**PROBLEM**
Write the data out again exactly, dropping any images it holds.

-- Start MATERIAL SHOWN --

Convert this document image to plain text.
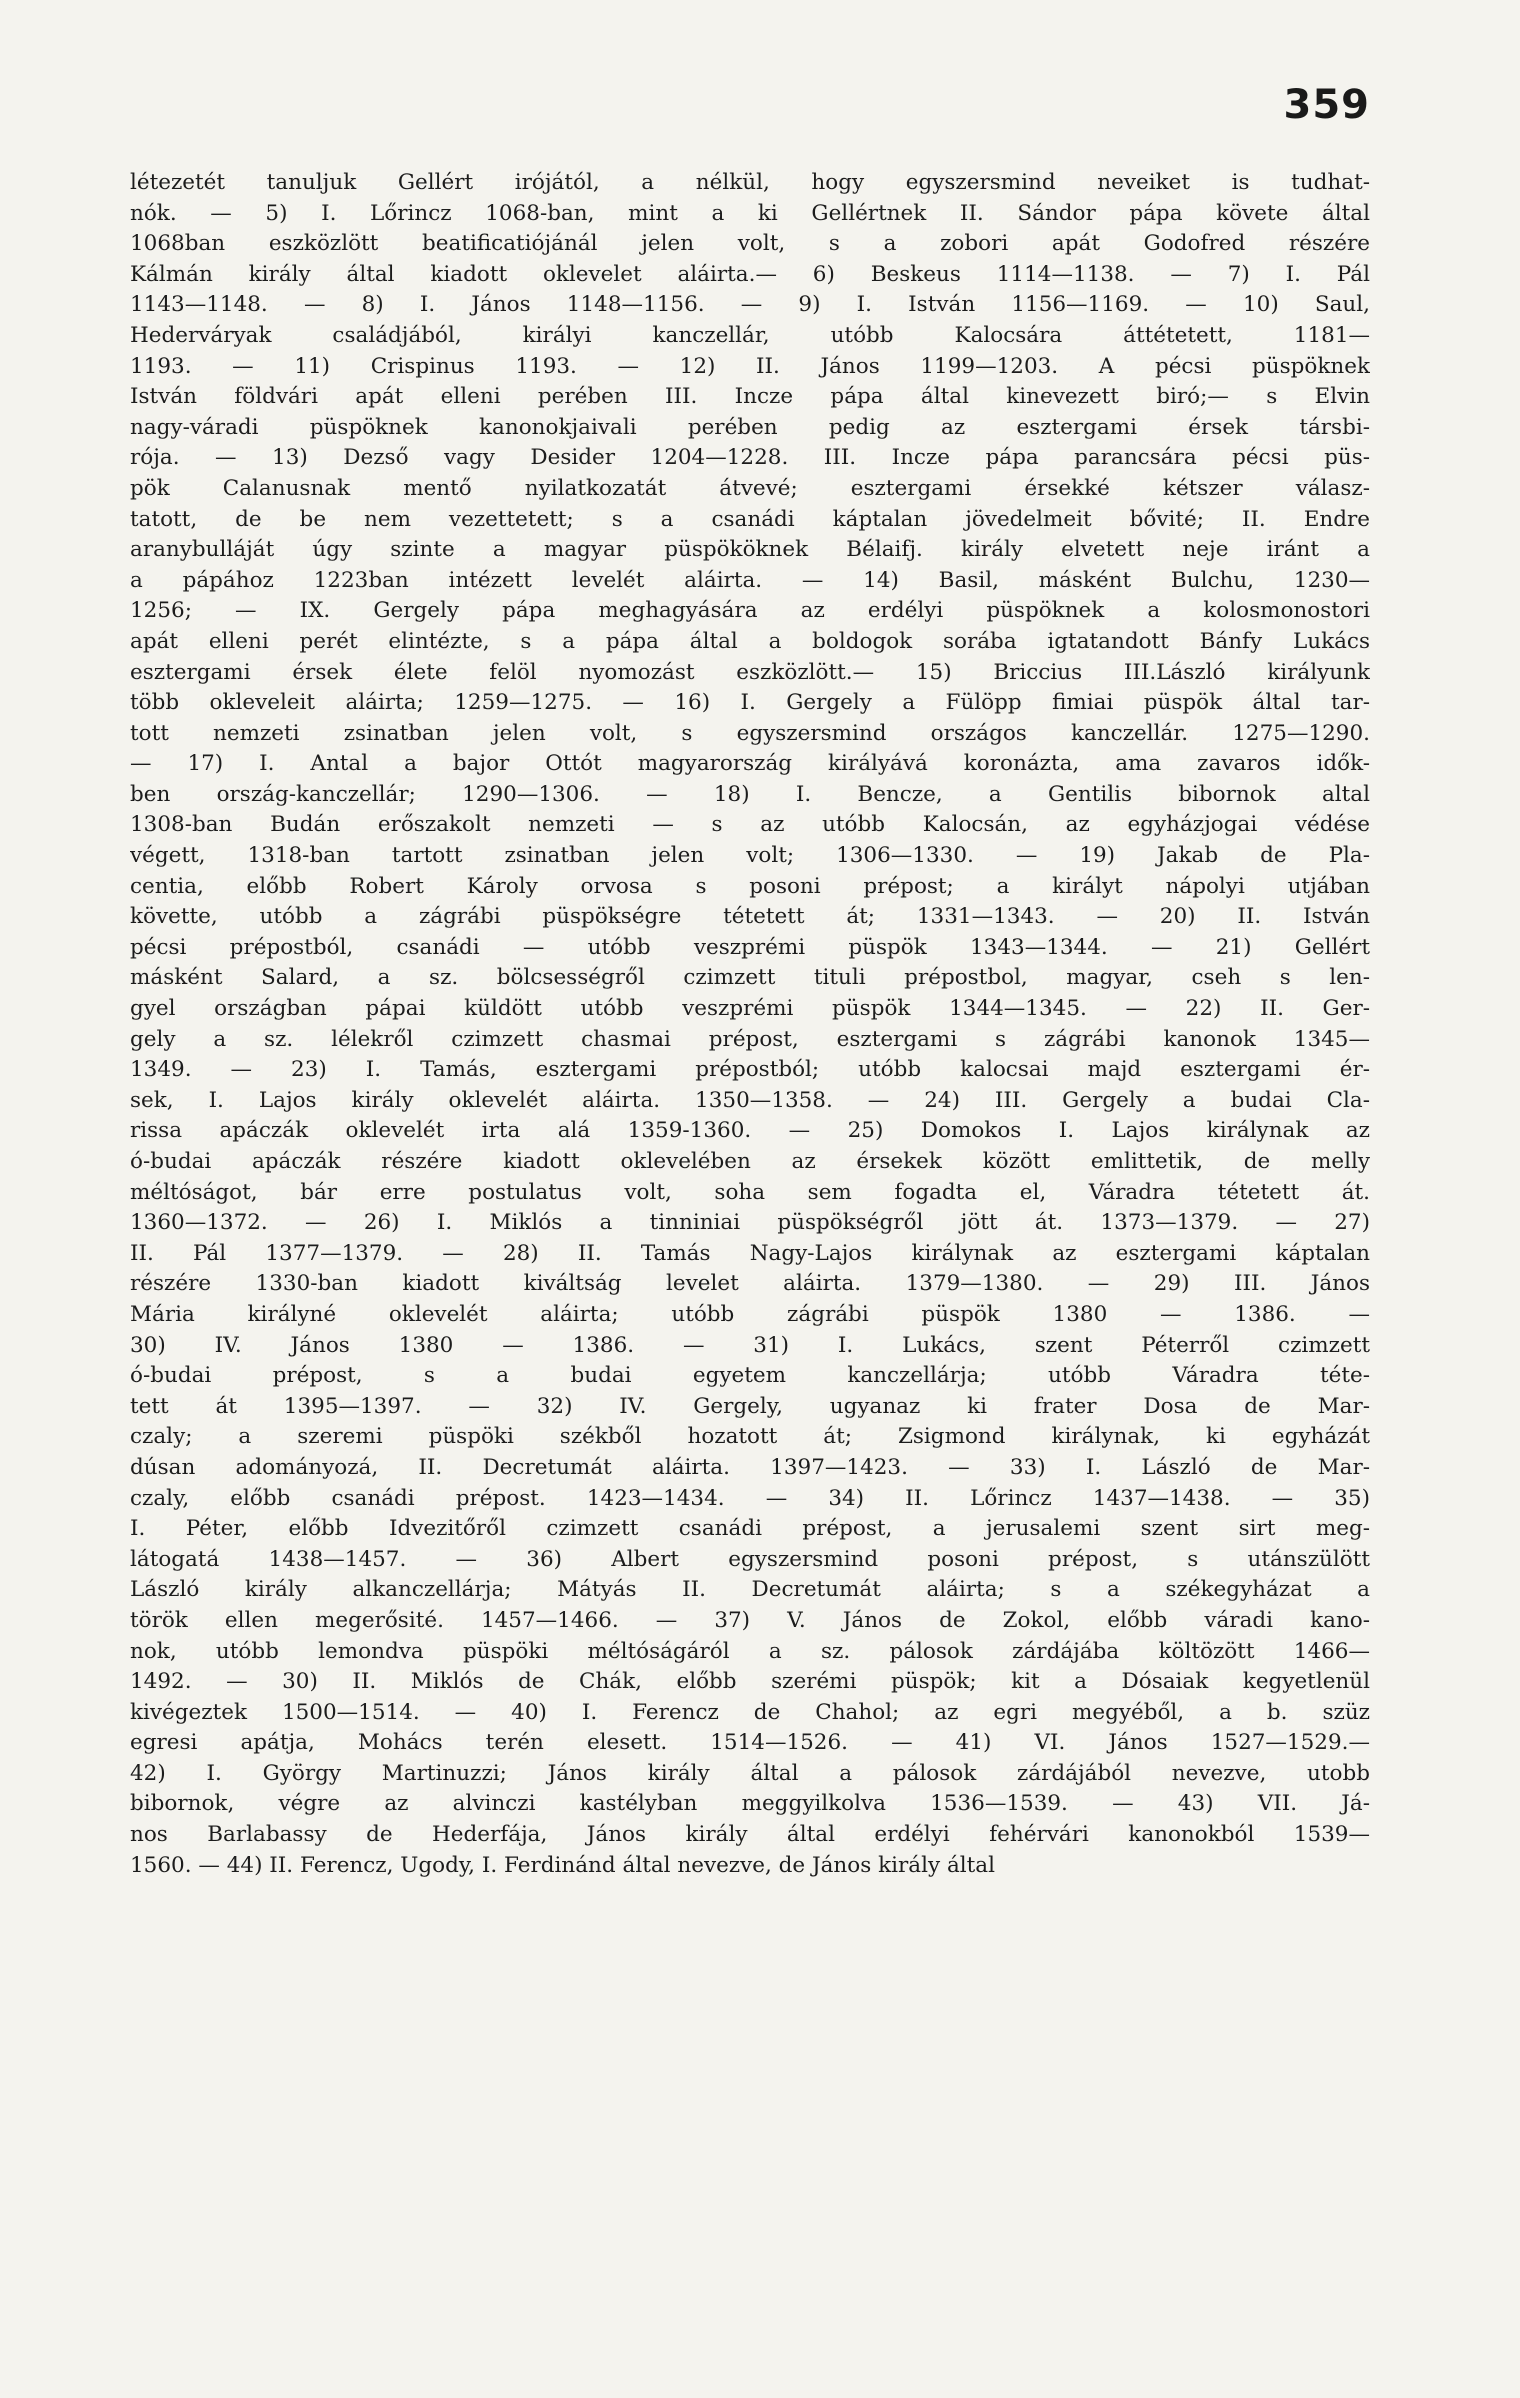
359
létezetét tanuljuk Gellért irójától, a nélkül, hogy egyszersmind neveiket is tudhat-
nók. — 5) I. Lőrincz 1068-ban, mint a ki Gellértnek II. Sándor pápa követe által
1068ban eszközlött beatificatiójánál jelen volt, s a zobori apát Godofred részére
Kálmán király által kiadott oklevelet aláirta.— 6) Beskeus 1114—1138. — 7) I. Pál
1143—1148. — 8) I. János 1148—1156. — 9) I. István 1156—1169. — 10) Saul,
Hederváryak családjából, királyi kanczellár, utóbb Kalocsára áttétetett, 1181—
1193. — 11) Crispinus 1193. — 12) II. János 1199—1203. A pécsi püspöknek
István földvári apát elleni perében III. Incze pápa által kinevezett biró;— s Elvin
nagy-váradi püspöknek kanonokjaivali perében pedig az esztergami érsek társbi-
rója. — 13) Dezső vagy Desider 1204—1228. III. Incze pápa parancsára pécsi püs-
pök Calanusnak mentő nyilatkozatát átvevé; esztergami érsekké kétszer válasz-
tatott, de be nem vezettetett; s a csanádi káptalan jövedelmeit bővité; II. Endre
aranybulláját úgy szinte a magyar püspököknek Bélaifj. király elvetett neje iránt a
a pápához 1223ban intézett levelét aláirta. — 14) Basil, másként Bulchu, 1230—
1256; — IX. Gergely pápa meghagyására az erdélyi püspöknek a kolosmonostori
apát elleni perét elintézte, s a pápa által a boldogok sorába igtatandott Bánfy Lukács
esztergami érsek élete felöl nyomozást eszközlött.— 15) Briccius III.László királyunk
több okleveleit aláirta; 1259—1275. — 16) I. Gergely a Fülöpp fimiai püspök által tar-
tott nemzeti zsinatban jelen volt, s egyszersmind országos kanczellár. 1275—1290.
— 17) I. Antal a bajor Ottót magyarország királyává koronázta, ama zavaros idők-
ben ország-kanczellár; 1290—1306. — 18) I. Bencze, a Gentilis bibornok altal
1308-ban Budán erőszakolt nemzeti — s az utóbb Kalocsán, az egyházjogai védése
végett, 1318-ban tartott zsinatban jelen volt; 1306—1330. — 19) Jakab de Pla-
centia, előbb Robert Károly orvosa s posoni prépost; a királyt nápolyi utjában
követte, utóbb a zágrábi püspökségre tétetett át; 1331—1343. — 20) II. István
pécsi prépostból, csanádi — utóbb veszprémi püspök 1343—1344. — 21) Gellért
másként Salard, a sz. bölcsességről czimzett tituli prépostbol, magyar, cseh s len-
gyel országban pápai küldött utóbb veszprémi püspök 1344—1345. — 22) II. Ger-
gely a sz. lélekről czimzett chasmai prépost, esztergami s zágrábi kanonok 1345—
1349. — 23) I. Tamás, esztergami prépostból; utóbb kalocsai majd esztergami ér-
sek, I. Lajos király oklevelét aláirta. 1350—1358. — 24) III. Gergely a budai Cla-
rissa apáczák oklevelét irta alá 1359-1360. — 25) Domokos I. Lajos királynak az
ó-budai apáczák részére kiadott oklevelében az érsekek között emlittetik, de melly
méltóságot, bár erre postulatus volt, soha sem fogadta el, Váradra tétetett át.
1360—1372. — 26) I. Miklós a tinniniai püspökségről jött át. 1373—1379. — 27)
II. Pál 1377—1379. — 28) II. Tamás Nagy-Lajos királynak az esztergami káptalan
részére 1330-ban kiadott kiváltság levelet aláirta. 1379—1380. — 29) III. János
Mária királyné oklevelét aláirta; utóbb zágrábi püspök 1380 — 1386. —
30) IV. János 1380 — 1386. — 31) I. Lukács, szent Péterről czimzett
ó-budai prépost, s a budai egyetem kanczellárja; utóbb Váradra téte-
tett át 1395—1397. — 32) IV. Gergely, ugyanaz ki frater Dosa de Mar-
czaly; a szeremi püspöki székből hozatott át; Zsigmond királynak, ki egyházát
dúsan adományozá, II. Decretumát aláirta. 1397—1423. — 33) I. László de Mar-
czaly, előbb csanádi prépost. 1423—1434. — 34) II. Lőrincz 1437—1438. — 35)
I. Péter, előbb Idvezitőről czimzett csanádi prépost, a jerusalemi szent sirt meg-
látogatá 1438—1457. — 36) Albert egyszersmind posoni prépost, s utánszülött
László király alkanczellárja; Mátyás II. Decretumát aláirta; s a székegyházat a
török ellen megerősité. 1457—1466. — 37) V. János de Zokol, előbb váradi kano-
nok, utóbb lemondva püspöki méltóságáról a sz. pálosok zárdájába költözött 1466—
1492. — 30) II. Miklós de Chák, előbb szerémi püspök; kit a Dósaiak kegyetlenül
kivégeztek 1500—1514. — 40) I. Ferencz de Chahol; az egri megyéből, a b. szüz
egresi apátja, Mohács terén elesett. 1514—1526. — 41) VI. János 1527—1529.—
42) I. György Martinuzzi; János király által a pálosok zárdájából nevezve, utobb
bibornok, végre az alvinczi kastélyban meggyilkolva 1536—1539. — 43) VII. Já-
nos Barlabassy de Hederfája, János király által erdélyi fehérvári kanonokból 1539—
1560. — 44) II. Ferencz, Ugody, I. Ferdinánd által nevezve, de János király által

-- End MATERIAL SHOWN --

**WRITTEN SOLUTION**
Convert this document image to plain text.
359
létezetét tanuljuk Gellért irójától, a nélkül, hogy egyszersmind neveiket is tudhat-
nók. — 5) I. Lőrincz 1068-ban, mint a ki Gellértnek II. Sándor pápa követe által
1068ban eszközlött beatificatiójánál jelen volt, s a zobori apát Godofred részére
Kálmán király által kiadott oklevelet aláirta.— 6) Beskeus 1114—1138. — 7) I. Pál
1143—1148. — 8) I. János 1148—1156. — 9) I. István 1156—1169. — 10) Saul,
Hederváryak családjából, királyi kanczellár, utóbb Kalocsára áttétetett, 1181—
1193. — 11) Crispinus 1193. — 12) II. János 1199—1203. A pécsi püspöknek
István földvári apát elleni perében III. Incze pápa által kinevezett biró;— s Elvin
nagy-váradi püspöknek kanonokjaivali perében pedig az esztergami érsek társbi-
rója. — 13) Dezső vagy Desider 1204—1228. III. Incze pápa parancsára pécsi püs-
pök Calanusnak mentő nyilatkozatát átvevé; esztergami érsekké kétszer válasz-
tatott, de be nem vezettetett; s a csanádi káptalan jövedelmeit bővité; II. Endre
aranybulláját úgy szinte a magyar püspököknek Bélaifj. király elvetett neje iránt a
a pápához 1223ban intézett levelét aláirta. — 14) Basil, másként Bulchu, 1230—
1256; — IX. Gergely pápa meghagyására az erdélyi püspöknek a kolosmonostori
apát elleni perét elintézte, s a pápa által a boldogok sorába igtatandott Bánfy Lukács
esztergami érsek élete felöl nyomozást eszközlött.— 15) Briccius III.László királyunk
több okleveleit aláirta; 1259—1275. — 16) I. Gergely a Fülöpp fimiai püspök által tar-
tott nemzeti zsinatban jelen volt, s egyszersmind országos kanczellár. 1275—1290.
— 17) I. Antal a bajor Ottót magyarország királyává koronázta, ama zavaros idők-
ben ország-kanczellár; 1290—1306. — 18) I. Bencze, a Gentilis bibornok altal
1308-ban Budán erőszakolt nemzeti — s az utóbb Kalocsán, az egyházjogai védése
végett, 1318-ban tartott zsinatban jelen volt; 1306—1330. — 19) Jakab de Pla-
centia, előbb Robert Károly orvosa s posoni prépost; a királyt nápolyi utjában
követte, utóbb a zágrábi püspökségre tétetett át; 1331—1343. — 20) II. István
pécsi prépostból, csanádi — utóbb veszprémi püspök 1343—1344. — 21) Gellért
másként Salard, a sz. bölcsességről czimzett tituli prépostbol, magyar, cseh s len-
gyel országban pápai küldött utóbb veszprémi püspök 1344—1345. — 22) II. Ger-
gely a sz. lélekről czimzett chasmai prépost, esztergami s zágrábi kanonok 1345—
1349. — 23) I. Tamás, esztergami prépostból; utóbb kalocsai majd esztergami ér-
sek, I. Lajos király oklevelét aláirta. 1350—1358. — 24) III. Gergely a budai Cla-
rissa apáczák oklevelét irta alá 1359-1360. — 25) Domokos I. Lajos királynak az
ó-budai apáczák részére kiadott oklevelében az érsekek között emlittetik, de melly
méltóságot, bár erre postulatus volt, soha sem fogadta el, Váradra tétetett át.
1360—1372. — 26) I. Miklós a tinniniai püspökségről jött át. 1373—1379. — 27)
II. Pál 1377—1379. — 28) II. Tamás Nagy-Lajos királynak az esztergami káptalan
részére 1330-ban kiadott kiváltság levelet aláirta. 1379—1380. — 29) III. János
Mária királyné oklevelét aláirta; utóbb zágrábi püspök 1380 — 1386. —
30) IV. János 1380 — 1386. — 31) I. Lukács, szent Péterről czimzett
ó-budai prépost, s a budai egyetem kanczellárja; utóbb Váradra téte-
tett át 1395—1397. — 32) IV. Gergely, ugyanaz ki frater Dosa de Mar-
czaly; a szeremi püspöki székből hozatott át; Zsigmond királynak, ki egyházát
dúsan adományozá, II. Decretumát aláirta. 1397—1423. — 33) I. László de Mar-
czaly, előbb csanádi prépost. 1423—1434. — 34) II. Lőrincz 1437—1438. — 35)
I. Péter, előbb Idvezitőről czimzett csanádi prépost, a jerusalemi szent sirt meg-
látogatá 1438—1457. — 36) Albert egyszersmind posoni prépost, s utánszülött
László király alkanczellárja; Mátyás II. Decretumát aláirta; s a székegyházat a
török ellen megerősité. 1457—1466. — 37) V. János de Zokol, előbb váradi kano-
nok, utóbb lemondva püspöki méltóságáról a sz. pálosok zárdájába költözött 1466—
1492. — 30) II. Miklós de Chák, előbb szerémi püspök; kit a Dósaiak kegyetlenül
kivégeztek 1500—1514. — 40) I. Ferencz de Chahol; az egri megyéből, a b. szüz
egresi apátja, Mohács terén elesett. 1514—1526. — 41) VI. János 1527—1529.—
42) I. György Martinuzzi; János király által a pálosok zárdájából nevezve, utobb
bibornok, végre az alvinczi kastélyban meggyilkolva 1536—1539. — 43) VII. Já-
nos Barlabassy de Hederfája, János király által erdélyi fehérvári kanonokból 1539—
1560. — 44) II. Ferencz, Ugody, I. Ferdinánd által nevezve, de János király által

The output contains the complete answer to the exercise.